[Dataset excerpt]
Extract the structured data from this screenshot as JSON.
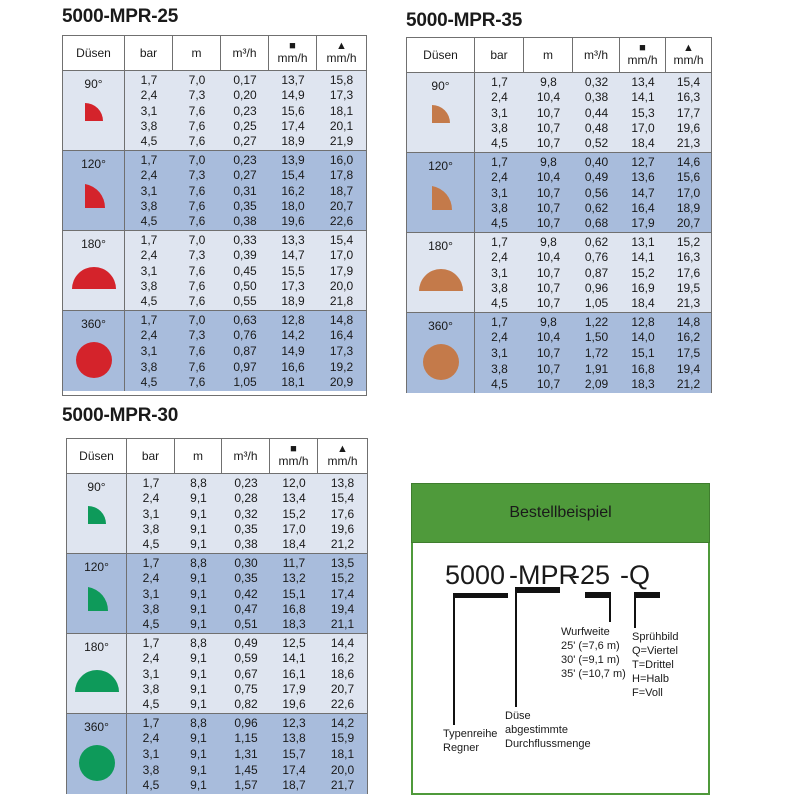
{
  "tables": [
    {
      "title": "5000-MPR-25",
      "headers": {
        "nozzle": "Düsen",
        "bar": "bar",
        "m": "m",
        "flow": "m³/h",
        "sq_symbol": "■",
        "sq_unit": "mm/h",
        "tri_symbol": "▲",
        "tri_unit": "mm/h"
      },
      "color": "#d4232b",
      "groups": [
        {
          "label": "90°",
          "shape": "quarter",
          "rows": [
            [
              "1,7",
              "7,0",
              "0,17",
              "13,7",
              "15,8"
            ],
            [
              "2,4",
              "7,3",
              "0,20",
              "14,9",
              "17,3"
            ],
            [
              "3,1",
              "7,6",
              "0,23",
              "15,6",
              "18,1"
            ],
            [
              "3,8",
              "7,6",
              "0,25",
              "17,4",
              "20,1"
            ],
            [
              "4,5",
              "7,6",
              "0,27",
              "18,9",
              "21,9"
            ]
          ]
        },
        {
          "label": "120°",
          "shape": "third",
          "rows": [
            [
              "1,7",
              "7,0",
              "0,23",
              "13,9",
              "16,0"
            ],
            [
              "2,4",
              "7,3",
              "0,27",
              "15,4",
              "17,8"
            ],
            [
              "3,1",
              "7,6",
              "0,31",
              "16,2",
              "18,7"
            ],
            [
              "3,8",
              "7,6",
              "0,35",
              "18,0",
              "20,7"
            ],
            [
              "4,5",
              "7,6",
              "0,38",
              "19,6",
              "22,6"
            ]
          ]
        },
        {
          "label": "180°",
          "shape": "half",
          "rows": [
            [
              "1,7",
              "7,0",
              "0,33",
              "13,3",
              "15,4"
            ],
            [
              "2,4",
              "7,3",
              "0,39",
              "14,7",
              "17,0"
            ],
            [
              "3,1",
              "7,6",
              "0,45",
              "15,5",
              "17,9"
            ],
            [
              "3,8",
              "7,6",
              "0,50",
              "17,3",
              "20,0"
            ],
            [
              "4,5",
              "7,6",
              "0,55",
              "18,9",
              "21,8"
            ]
          ]
        },
        {
          "label": "360°",
          "shape": "full",
          "rows": [
            [
              "1,7",
              "7,0",
              "0,63",
              "12,8",
              "14,8"
            ],
            [
              "2,4",
              "7,3",
              "0,76",
              "14,2",
              "16,4"
            ],
            [
              "3,1",
              "7,6",
              "0,87",
              "14,9",
              "17,3"
            ],
            [
              "3,8",
              "7,6",
              "0,97",
              "16,6",
              "19,2"
            ],
            [
              "4,5",
              "7,6",
              "1,05",
              "18,1",
              "20,9"
            ]
          ]
        }
      ]
    },
    {
      "title": "5000-MPR-35",
      "headers": {
        "nozzle": "Düsen",
        "bar": "bar",
        "m": "m",
        "flow": "m³/h",
        "sq_symbol": "■",
        "sq_unit": "mm/h",
        "tri_symbol": "▲",
        "tri_unit": "mm/h"
      },
      "color": "#c47a4a",
      "groups": [
        {
          "label": "90°",
          "shape": "quarter",
          "rows": [
            [
              "1,7",
              "9,8",
              "0,32",
              "13,4",
              "15,4"
            ],
            [
              "2,4",
              "10,4",
              "0,38",
              "14,1",
              "16,3"
            ],
            [
              "3,1",
              "10,7",
              "0,44",
              "15,3",
              "17,7"
            ],
            [
              "3,8",
              "10,7",
              "0,48",
              "17,0",
              "19,6"
            ],
            [
              "4,5",
              "10,7",
              "0,52",
              "18,4",
              "21,3"
            ]
          ]
        },
        {
          "label": "120°",
          "shape": "third",
          "rows": [
            [
              "1,7",
              "9,8",
              "0,40",
              "12,7",
              "14,6"
            ],
            [
              "2,4",
              "10,4",
              "0,49",
              "13,6",
              "15,6"
            ],
            [
              "3,1",
              "10,7",
              "0,56",
              "14,7",
              "17,0"
            ],
            [
              "3,8",
              "10,7",
              "0,62",
              "16,4",
              "18,9"
            ],
            [
              "4,5",
              "10,7",
              "0,68",
              "17,9",
              "20,7"
            ]
          ]
        },
        {
          "label": "180°",
          "shape": "half",
          "rows": [
            [
              "1,7",
              "9,8",
              "0,62",
              "13,1",
              "15,2"
            ],
            [
              "2,4",
              "10,4",
              "0,76",
              "14,1",
              "16,3"
            ],
            [
              "3,1",
              "10,7",
              "0,87",
              "15,2",
              "17,6"
            ],
            [
              "3,8",
              "10,7",
              "0,96",
              "16,9",
              "19,5"
            ],
            [
              "4,5",
              "10,7",
              "1,05",
              "18,4",
              "21,3"
            ]
          ]
        },
        {
          "label": "360°",
          "shape": "full",
          "rows": [
            [
              "1,7",
              "9,8",
              "1,22",
              "12,8",
              "14,8"
            ],
            [
              "2,4",
              "10,4",
              "1,50",
              "14,0",
              "16,2"
            ],
            [
              "3,1",
              "10,7",
              "1,72",
              "15,1",
              "17,5"
            ],
            [
              "3,8",
              "10,7",
              "1,91",
              "16,8",
              "19,4"
            ],
            [
              "4,5",
              "10,7",
              "2,09",
              "18,3",
              "21,2"
            ]
          ]
        }
      ]
    },
    {
      "title": "5000-MPR-30",
      "headers": {
        "nozzle": "Düsen",
        "bar": "bar",
        "m": "m",
        "flow": "m³/h",
        "sq_symbol": "■",
        "sq_unit": "mm/h",
        "tri_symbol": "▲",
        "tri_unit": "mm/h"
      },
      "color": "#0e9a5a",
      "groups": [
        {
          "label": "90°",
          "shape": "quarter",
          "rows": [
            [
              "1,7",
              "8,8",
              "0,23",
              "12,0",
              "13,8"
            ],
            [
              "2,4",
              "9,1",
              "0,28",
              "13,4",
              "15,4"
            ],
            [
              "3,1",
              "9,1",
              "0,32",
              "15,2",
              "17,6"
            ],
            [
              "3,8",
              "9,1",
              "0,35",
              "17,0",
              "19,6"
            ],
            [
              "4,5",
              "9,1",
              "0,38",
              "18,4",
              "21,2"
            ]
          ]
        },
        {
          "label": "120°",
          "shape": "third",
          "rows": [
            [
              "1,7",
              "8,8",
              "0,30",
              "11,7",
              "13,5"
            ],
            [
              "2,4",
              "9,1",
              "0,35",
              "13,2",
              "15,2"
            ],
            [
              "3,1",
              "9,1",
              "0,42",
              "15,1",
              "17,4"
            ],
            [
              "3,8",
              "9,1",
              "0,47",
              "16,8",
              "19,4"
            ],
            [
              "4,5",
              "9,1",
              "0,51",
              "18,3",
              "21,1"
            ]
          ]
        },
        {
          "label": "180°",
          "shape": "half",
          "rows": [
            [
              "1,7",
              "8,8",
              "0,49",
              "12,5",
              "14,4"
            ],
            [
              "2,4",
              "9,1",
              "0,59",
              "14,1",
              "16,2"
            ],
            [
              "3,1",
              "9,1",
              "0,67",
              "16,1",
              "18,6"
            ],
            [
              "3,8",
              "9,1",
              "0,75",
              "17,9",
              "20,7"
            ],
            [
              "4,5",
              "9,1",
              "0,82",
              "19,6",
              "22,6"
            ]
          ]
        },
        {
          "label": "360°",
          "shape": "full",
          "rows": [
            [
              "1,7",
              "8,8",
              "0,96",
              "12,3",
              "14,2"
            ],
            [
              "2,4",
              "9,1",
              "1,15",
              "13,8",
              "15,9"
            ],
            [
              "3,1",
              "9,1",
              "1,31",
              "15,7",
              "18,1"
            ],
            [
              "3,8",
              "9,1",
              "1,45",
              "17,4",
              "20,0"
            ],
            [
              "4,5",
              "9,1",
              "1,57",
              "18,7",
              "21,7"
            ]
          ]
        }
      ]
    }
  ],
  "order_example": {
    "title": "Bestellbeispiel",
    "code": {
      "series": "5000",
      "model": "-MPR",
      "range": "-25",
      "pattern": "-Q"
    },
    "labels": {
      "series": [
        "Typenreihe",
        "Regner"
      ],
      "nozzle": [
        "Düse",
        "abgestimmte",
        "Durchflussmenge"
      ],
      "range": [
        "Wurfweite",
        "25' (=7,6 m)",
        "30' (=9,1 m)",
        "35' (=10,7 m)"
      ],
      "pattern": [
        "Sprühbild",
        "Q=Viertel",
        "T=Drittel",
        "H=Halb",
        "F=Voll"
      ]
    },
    "accent_color": "#4f9a3b"
  }
}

• SHORT TASK
Gather up the lines containing the word "title" from these records and copy them.

• TASK RESULT
      "title": "5000-MPR-25",
      "title": "5000-MPR-35",
      "title": "5000-MPR-30",
    "title": "Bestellbeispiel",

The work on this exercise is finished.